• **Stated goal a**:
Print, character for character, the lines of the records that begin with the line containing "0, 364, 51]" and end with the line containing "0, 829, 51]", both included.

• **Quoted text**:
──────────

Bug #1463

Mountroot before drives are initialized

Added by elekktretterr about 5 years ago. Updated over 3 years ago.

Status:NewStart date:
Priority:NormalDue date:
Assignee:-% Done:

0%

Category:-
Target version:-

Description

Hi,

As per Sachas comment about splitting my previous bug report into separate
ones. here is an issue that has been bugging me on this box. (HP Proliant
DL180 G5)

It seems that mountroot is ran before da0 (and cd0) gets initialized on
this box. mountroot then complains that da0s1 is missing.

Here is a verbose dmesg:

http://leaf.dragonflybsd.org/mailarchive/bugs/2009-08/msg00128.html.

Note that this problem seems to happen randomly when booting from live cd.
But happens all the time when booting from disk.

Petr

dmesg.fine.out (26.1 KB) eric.j.christeson, 08/25/2009 08:17 PM

dmesg.hang (6.92 KB) eric.j.christeson, 08/25/2009 08:18 PM

dmesg.devfs.2 (23.7 KB) eric.j.christeson, 08/25/2009 09:49 PM

History

#1 Updated by eric.j.christeson about 5 years ago

I am also running into this problem on a Dell Optiplex GX270 (P4 2.26Ghz) I
have a SCSI drive as my boot/root drive and IDE drive and CD.

I've been tracking HEAD and first noticed the problems after the devfs changes.
At the time I was going a few days between rebuilds so I can't easily pinpoint
the time.

I noticed a few interesting things:

1. booting in verbose mode does NOT result in a mountroot failure
2. at the mountroot prompt, ? doesn't list da0 (root device) the first time, but
will list it subsequent times.
3. at mountroot, specifying root doesn't work as the first typing. If I type ?
first, or try specifying root twice, it works.
4. Booting with or without a CD in the CD-ROM drive gives the same results

I've got a couple of hours, so I may try to look at this.

Included files:
dmesg.fine.out Verbose boot, no mountroot hang
dmesg.hang Standard boot, note failure after first time specifying rootdev,
strange cd0: message after ? and finding root after specifying rootdev again.

#2 Updated by eric.j.christeson about 5 years ago

Guess you can't submit more than one file at a time.

#3 Updated by dillon about 5 years ago

Do a verbose boot so we can see when CAM starts its probes.

It is probably the SYM driver rejecting the initial bus scan
from CAM, and then later (after it is too late) notifying CAM that
a new bus and/or devices are present asynchronously.

I'm not sure how easy it will be to fix, the SYM driver is 10,000
lines and it will take a few hours to figure out how it deals
with the SCSI bus scan.

-Matt

#4 Updated by eric.j.christeson about 5 years ago

Verbose boot doesn't fail
Likewise if I set vfs.devfs.debug=3 it doesn't fail
setting vfs.devfs.debug=2 fails
dmesg.devfs.2 is a dump with vfs.devfs.debug=2

#5 Updated by eric.j.christeson about 5 years ago

Don't know if this info helps, but setting SCSI_DELAY to 10000 or 20000 had no
effect.

──────────

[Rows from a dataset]
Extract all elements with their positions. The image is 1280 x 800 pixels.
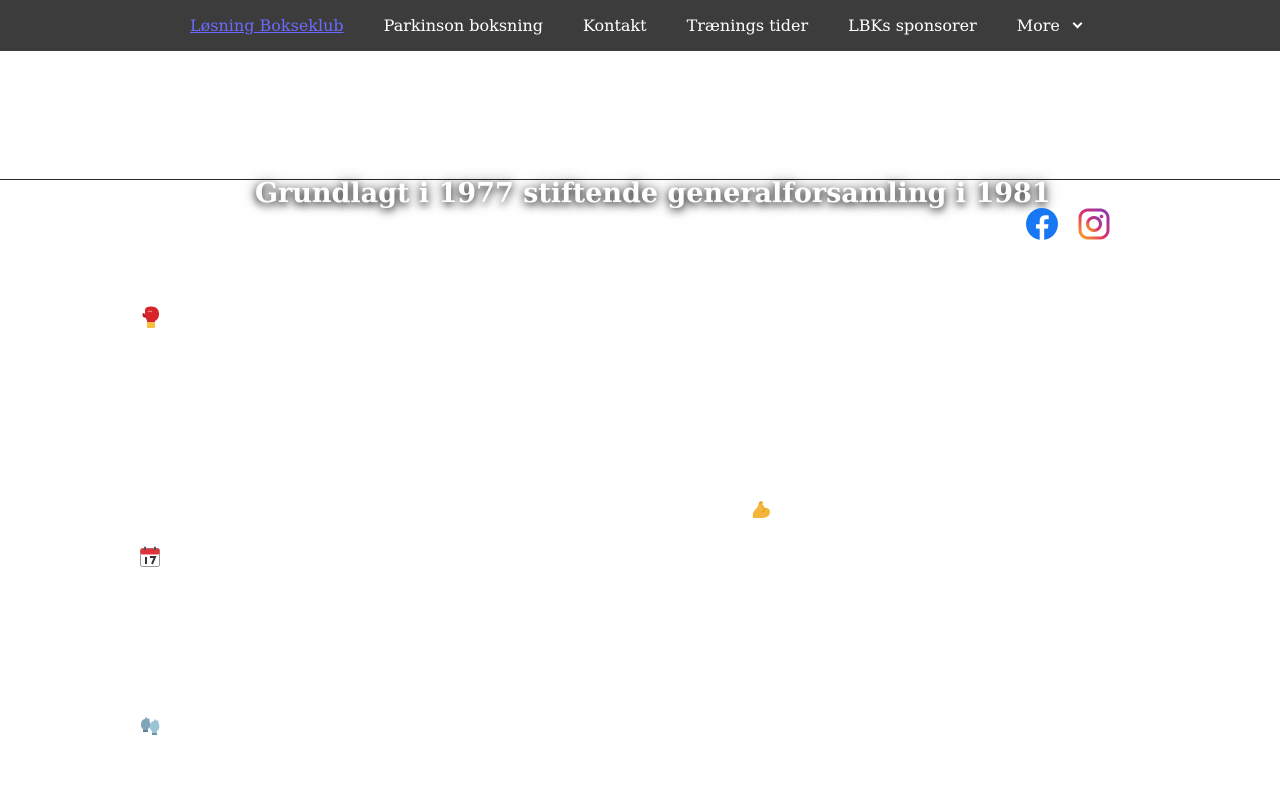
nav-item-losning-bokseklub[interactable]: Løsning Bokseklub: [170, 0, 364, 51]
instagram-icon[interactable]: [1078, 208, 1110, 240]
chevron-down-icon: [1072, 18, 1083, 29]
boxing-glove-icon: [140, 306, 162, 330]
nav-item-kontakt[interactable]: Kontakt: [563, 0, 667, 51]
nav-item-lbks-sponsorer[interactable]: LBKs sponsorer: [828, 0, 997, 51]
gloves-icon: [139, 715, 161, 737]
facebook-icon[interactable]: [1026, 208, 1058, 240]
nav-item-more-label: More: [1016, 16, 1060, 35]
nav-item-traenings-tider[interactable]: Trænings tider: [667, 0, 829, 51]
flexed-biceps-icon: [750, 499, 772, 521]
calendar-icon: [139, 546, 161, 568]
top-navbar: Løsning Bokseklub Parkinson boksning Kon…: [0, 0, 1280, 51]
nav-item-parkinson-boksning[interactable]: Parkinson boksning: [364, 0, 563, 51]
nav-item-more[interactable]: More: [997, 0, 1101, 51]
hero-tagline: Grundlagt i 1977 stiftende generalforsam…: [255, 178, 1051, 209]
nav-menu: Løsning Bokseklub Parkinson boksning Kon…: [170, 0, 1101, 51]
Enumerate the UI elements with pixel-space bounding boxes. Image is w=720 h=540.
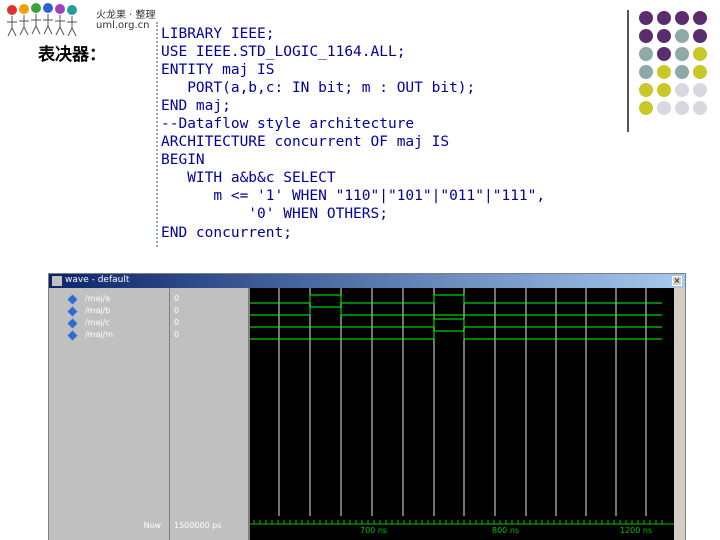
wave-window-title: wave - default <box>65 275 130 285</box>
code-line: END concurrent; <box>161 225 292 241</box>
now-value: 1500000 ps <box>174 521 222 530</box>
vertical-scrollbar[interactable] <box>674 288 685 540</box>
code-line: END maj; <box>161 98 231 114</box>
vhdl-code-block: LIBRARY IEEE; USE IEEE.STD_LOGIC_1164.AL… <box>156 22 598 247</box>
signal-row[interactable]: /maj/b <box>49 306 169 318</box>
code-line: PORT(a,b,c: IN bit; m : OUT bit); <box>161 80 476 96</box>
signal-diamond-icon <box>67 306 78 317</box>
signal-values-pane: 0 0 0 0 1500000 ps <box>170 288 250 540</box>
logo-graphic-icon <box>7 3 77 37</box>
decorative-dots-icon <box>636 8 716 126</box>
code-line: --Dataflow style architecture <box>161 116 415 132</box>
waveform-plot[interactable]: 700 ns 800 ns 1200 ns <box>250 288 674 540</box>
signal-row[interactable]: /maj/m <box>49 330 169 342</box>
signal-name: /maj/b <box>85 306 111 315</box>
time-tick-label: 800 ns <box>492 526 520 535</box>
window-icon <box>52 276 62 286</box>
code-line: BEGIN <box>161 152 205 168</box>
signal-row[interactable]: /maj/c <box>49 318 169 330</box>
signal-diamond-icon <box>67 318 78 329</box>
time-tick-label: 700 ns <box>360 526 388 535</box>
signal-name: /maj/m <box>85 330 114 339</box>
signal-value: 0 <box>174 330 180 339</box>
signal-name: /maj/c <box>85 318 110 327</box>
signal-name: /maj/a <box>85 294 111 303</box>
divider <box>627 10 629 132</box>
slide-label: 表决器： <box>38 45 106 65</box>
signal-value: 0 <box>174 294 180 303</box>
time-tick-label: 1200 ns <box>620 526 653 535</box>
code-line: ARCHITECTURE concurrent OF maj IS <box>161 134 450 150</box>
code-line: WITH a&b&c SELECT <box>161 170 336 186</box>
close-icon[interactable]: × <box>672 276 682 286</box>
code-line: LIBRARY IEEE; <box>161 26 275 42</box>
now-label: Now <box>143 521 161 530</box>
logo-url: uml.org.cn <box>96 20 150 31</box>
signal-names-pane: /maj/a /maj/b /maj/c /maj/m Now <box>49 288 170 540</box>
wave-title-bar[interactable]: wave - default × <box>49 274 685 288</box>
code-line: USE IEEE.STD_LOGIC_1164.ALL; <box>161 44 406 60</box>
logo-text: 火龙果 · 整理 <box>96 10 156 21</box>
code-line: '0' WHEN OTHERS; <box>161 206 388 222</box>
signal-value: 0 <box>174 318 180 327</box>
waveform-svg <box>250 288 674 525</box>
signal-value: 0 <box>174 306 180 315</box>
code-line: ENTITY maj IS <box>161 62 275 78</box>
signal-diamond-icon <box>67 330 78 341</box>
signal-diamond-icon <box>67 294 78 305</box>
wave-window: wave - default × /maj/a /maj/b /maj/c /m… <box>48 273 686 540</box>
signal-row[interactable]: /maj/a <box>49 294 169 306</box>
logo: 火龙果 · 整理 uml.org.cn <box>4 2 156 42</box>
code-line: m <= '1' WHEN "110"|"101"|"011"|"111", <box>161 188 546 204</box>
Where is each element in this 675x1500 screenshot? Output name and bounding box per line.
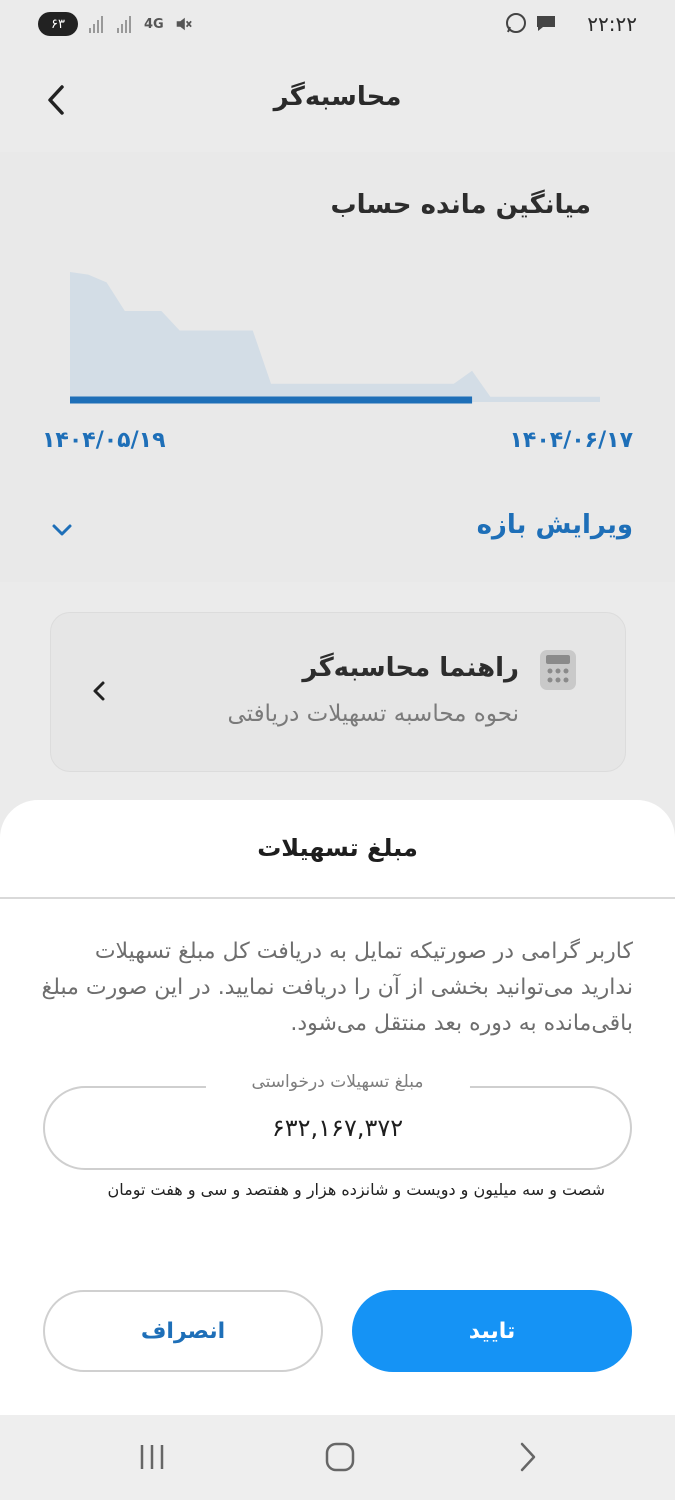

──────────

• **Stated goal b**:
Output the part of the bug report about mountroot that opens with the words "first, or try" and closes with "look at this.", copied without any changes.

• **Exercise output a**:
nav-item-losning-bokseklub[interactable]: Løsning Bokseklub: [170, 0, 364, 51]
instagram-icon[interactable]: [1078, 208, 1110, 240]
chevron-down-icon: [1072, 18, 1083, 29]
boxing-glove-icon: [140, 306, 162, 330]
nav-item-kontakt[interactable]: Kontakt: [563, 0, 667, 51]
nav-item-lbks-sponsorer[interactable]: LBKs sponsorer: [828, 0, 997, 51]
gloves-icon: [139, 715, 161, 737]
facebook-icon[interactable]: [1026, 208, 1058, 240]
nav-item-more-label: More: [1016, 16, 1060, 35]
nav-item-traenings-tider[interactable]: Trænings tider: [667, 0, 829, 51]

• **Exercise output b**:
first, or try specifying root twice, it works.
4. Booting with or without a CD in the CD-ROM drive gives the same results

I've got a couple of hours, so I may try to look at this.